-- BEGIN DATA TO USE --

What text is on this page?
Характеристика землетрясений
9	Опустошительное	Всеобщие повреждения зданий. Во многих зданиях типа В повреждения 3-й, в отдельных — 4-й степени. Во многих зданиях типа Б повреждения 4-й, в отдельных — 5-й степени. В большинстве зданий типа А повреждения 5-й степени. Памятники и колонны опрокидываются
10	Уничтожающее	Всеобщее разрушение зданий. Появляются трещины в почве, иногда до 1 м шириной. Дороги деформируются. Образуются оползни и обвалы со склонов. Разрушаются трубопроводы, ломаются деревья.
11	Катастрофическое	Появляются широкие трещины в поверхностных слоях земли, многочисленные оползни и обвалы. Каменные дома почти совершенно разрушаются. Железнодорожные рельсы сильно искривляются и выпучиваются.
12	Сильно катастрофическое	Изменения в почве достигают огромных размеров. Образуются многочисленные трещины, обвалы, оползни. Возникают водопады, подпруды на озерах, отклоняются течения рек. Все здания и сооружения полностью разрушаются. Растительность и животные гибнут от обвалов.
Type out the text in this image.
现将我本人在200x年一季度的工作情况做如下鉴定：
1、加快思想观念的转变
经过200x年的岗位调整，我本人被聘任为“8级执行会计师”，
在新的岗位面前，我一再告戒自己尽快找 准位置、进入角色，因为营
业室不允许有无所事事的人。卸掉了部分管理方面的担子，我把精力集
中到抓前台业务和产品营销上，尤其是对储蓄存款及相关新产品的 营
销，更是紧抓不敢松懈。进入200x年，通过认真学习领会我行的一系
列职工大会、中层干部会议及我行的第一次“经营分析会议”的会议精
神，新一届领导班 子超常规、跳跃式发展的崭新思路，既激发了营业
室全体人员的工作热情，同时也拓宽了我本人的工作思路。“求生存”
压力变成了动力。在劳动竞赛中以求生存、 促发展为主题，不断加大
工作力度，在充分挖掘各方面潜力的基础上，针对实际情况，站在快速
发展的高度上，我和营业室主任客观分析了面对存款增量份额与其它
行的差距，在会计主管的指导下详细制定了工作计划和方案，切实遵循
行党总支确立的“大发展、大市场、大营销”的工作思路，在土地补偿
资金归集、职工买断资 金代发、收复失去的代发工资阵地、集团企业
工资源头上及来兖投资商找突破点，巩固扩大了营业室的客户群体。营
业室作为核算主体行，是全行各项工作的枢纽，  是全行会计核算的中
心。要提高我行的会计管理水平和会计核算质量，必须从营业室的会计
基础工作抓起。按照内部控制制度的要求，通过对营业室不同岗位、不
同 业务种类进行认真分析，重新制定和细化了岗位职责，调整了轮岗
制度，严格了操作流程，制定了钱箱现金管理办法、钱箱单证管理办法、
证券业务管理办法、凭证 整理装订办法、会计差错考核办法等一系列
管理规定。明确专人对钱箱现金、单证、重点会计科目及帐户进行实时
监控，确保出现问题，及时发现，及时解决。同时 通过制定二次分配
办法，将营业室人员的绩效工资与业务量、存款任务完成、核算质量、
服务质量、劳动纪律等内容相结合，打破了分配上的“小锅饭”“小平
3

-- END DATA TO USE --

- EXERCISE DESCRIPTION: Copy the records above exactly as they appear.

- RESPONSE BELOW:
What text is on this page?
Характеристика землетрясений
9	Опустошительное	Всеобщие повреждения зданий. Во многих зданиях типа В повреждения 3-й, в отдельных — 4-й степени. Во многих зданиях типа Б повреждения 4-й, в отдельных — 5-й степени. В большинстве зданий типа А повреждения 5-й степени. Памятники и колонны опрокидываются
10	Уничтожающее	Всеобщее разрушение зданий. Появляются трещины в почве, иногда до 1 м шириной. Дороги деформируются. Образуются оползни и обвалы со склонов. Разрушаются трубопроводы, ломаются деревья.
11	Катастрофическое	Появляются широкие трещины в поверхностных слоях земли, многочисленные оползни и обвалы. Каменные дома почти совершенно разрушаются. Железнодорожные рельсы сильно искривляются и выпучиваются.
12	Сильно катастрофическое	Изменения в почве достигают огромных размеров. Образуются многочисленные трещины, обвалы, оползни. Возникают водопады, подпруды на озерах, отклоняются течения рек. Все здания и сооружения полностью разрушаются. Растительность и животные гибнут от обвалов.
Type out the text in this image.
现将我本人在200x年一季度的工作情况做如下鉴定：
1、加快思想观念的转变
经过200x年的岗位调整，我本人被聘任为“8级执行会计师”，
在新的岗位面前，我一再告戒自己尽快找 准位置、进入角色，因为营
业室不允许有无所事事的人。卸掉了部分管理方面的担子，我把精力集
中到抓前台业务和产品营销上，尤其是对储蓄存款及相关新产品的 营
销，更是紧抓不敢松懈。进入200x年，通过认真学习领会我行的一系
列职工大会、中层干部会议及我行的第一次“经营分析会议”的会议精
神，新一届领导班 子超常规、跳跃式发展的崭新思路，既激发了营业
室全体人员的工作热情，同时也拓宽了我本人的工作思路。“求生存”
压力变成了动力。在劳动竞赛中以求生存、 促发展为主题，不断加大
工作力度，在充分挖掘各方面潜力的基础上，针对实际情况，站在快速
发展的高度上，我和营业室主任客观分析了面对存款增量份额与其它
行的差距，在会计主管的指导下详细制定了工作计划和方案，切实遵循
行党总支确立的“大发展、大市场、大营销”的工作思路，在土地补偿
资金归集、职工买断资 金代发、收复失去的代发工资阵地、集团企业
工资源头上及来兖投资商找突破点，巩固扩大了营业室的客户群体。营
业室作为核算主体行，是全行各项工作的枢纽，  是全行会计核算的中
心。要提高我行的会计管理水平和会计核算质量，必须从营业室的会计
基础工作抓起。按照内部控制制度的要求，通过对营业室不同岗位、不
同 业务种类进行认真分析，重新制定和细化了岗位职责，调整了轮岗
制度，严格了操作流程，制定了钱箱现金管理办法、钱箱单证管理办法、
证券业务管理办法、凭证 整理装订办法、会计差错考核办法等一系列
管理规定。明确专人对钱箱现金、单证、重点会计科目及帐户进行实时
监控，确保出现问题，及时发现，及时解决。同时 通过制定二次分配
办法，将营业室人员的绩效工资与业务量、存款任务完成、核算质量、
服务质量、劳动纪律等内容相结合，打破了分配上的“小锅饭”“小平
3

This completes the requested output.